Stated goal =
Select from the records below every line that has the word "days" in it.

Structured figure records
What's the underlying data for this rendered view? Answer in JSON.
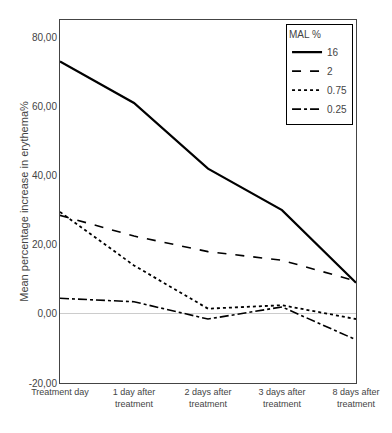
{
  "chart_data": {
    "type": "line",
    "categories": [
      "Treatment day",
      "1 day after\ntreatment",
      "2 days after\ntreatment",
      "3 days after\ntreatment",
      "8 days after\ntreatment"
    ],
    "series": [
      {
        "name": "16",
        "color": "#000000",
        "line_style": "solid",
        "values": [
          73.0,
          61.0,
          42.0,
          30.0,
          9.0
        ]
      },
      {
        "name": "2",
        "color": "#000000",
        "line_style": "dashed",
        "values": [
          28.5,
          22.5,
          18.0,
          15.5,
          9.5
        ]
      },
      {
        "name": "0.75",
        "color": "#000000",
        "line_style": "dotted",
        "values": [
          29.5,
          14.0,
          1.5,
          2.5,
          -1.5
        ]
      },
      {
        "name": "0.25",
        "color": "#000000",
        "line_style": "dashdot",
        "values": [
          4.5,
          3.5,
          -1.5,
          2.0,
          -7.5
        ]
      }
    ],
    "ylabel": "Mean percentage increase in erythema%",
    "legend_title": "MAL %",
    "ylim": [
      -20,
      85
    ],
    "yticks": [
      {
        "value": -20,
        "label": "-20,00"
      },
      {
        "value": 0,
        "label": "0,00"
      },
      {
        "value": 20,
        "label": "20,00"
      },
      {
        "value": 40,
        "label": "40,00"
      },
      {
        "value": 60,
        "label": "60,00"
      },
      {
        "value": 80,
        "label": "80,00"
      }
    ],
    "grid": false,
    "legend": "upper right"
  }
}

Written response =
      "2 days after\ntreatment",
      "3 days after\ntreatment",
      "8 days after\ntreatment"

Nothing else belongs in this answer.